■ Task prompt ■
Reproduce each line exactly.

■ Supplied data ■

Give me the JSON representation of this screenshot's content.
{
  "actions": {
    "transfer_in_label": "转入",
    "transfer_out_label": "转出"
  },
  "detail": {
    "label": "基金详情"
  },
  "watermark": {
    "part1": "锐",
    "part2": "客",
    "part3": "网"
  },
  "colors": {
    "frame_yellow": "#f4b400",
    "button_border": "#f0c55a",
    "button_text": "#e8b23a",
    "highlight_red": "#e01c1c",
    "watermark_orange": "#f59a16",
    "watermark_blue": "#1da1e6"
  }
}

■ Written solution ■
Give me the JSON representation of this screenshot's content.
{
  "actions": {
    "transfer_in_label": "转入",
    "transfer_out_label": "转出"
  },
  "detail": {
    "label": "基金详情"
  },
  "watermark": {
    "part1": "锐",
    "part2": "客",
    "part3": "网"
  },
  "colors": {
    "frame_yellow": "#f4b400",
    "button_border": "#f0c55a",
    "button_text": "#e8b23a",
    "highlight_red": "#e01c1c",
    "watermark_orange": "#f59a16",
    "watermark_blue": "#1da1e6"
  }
}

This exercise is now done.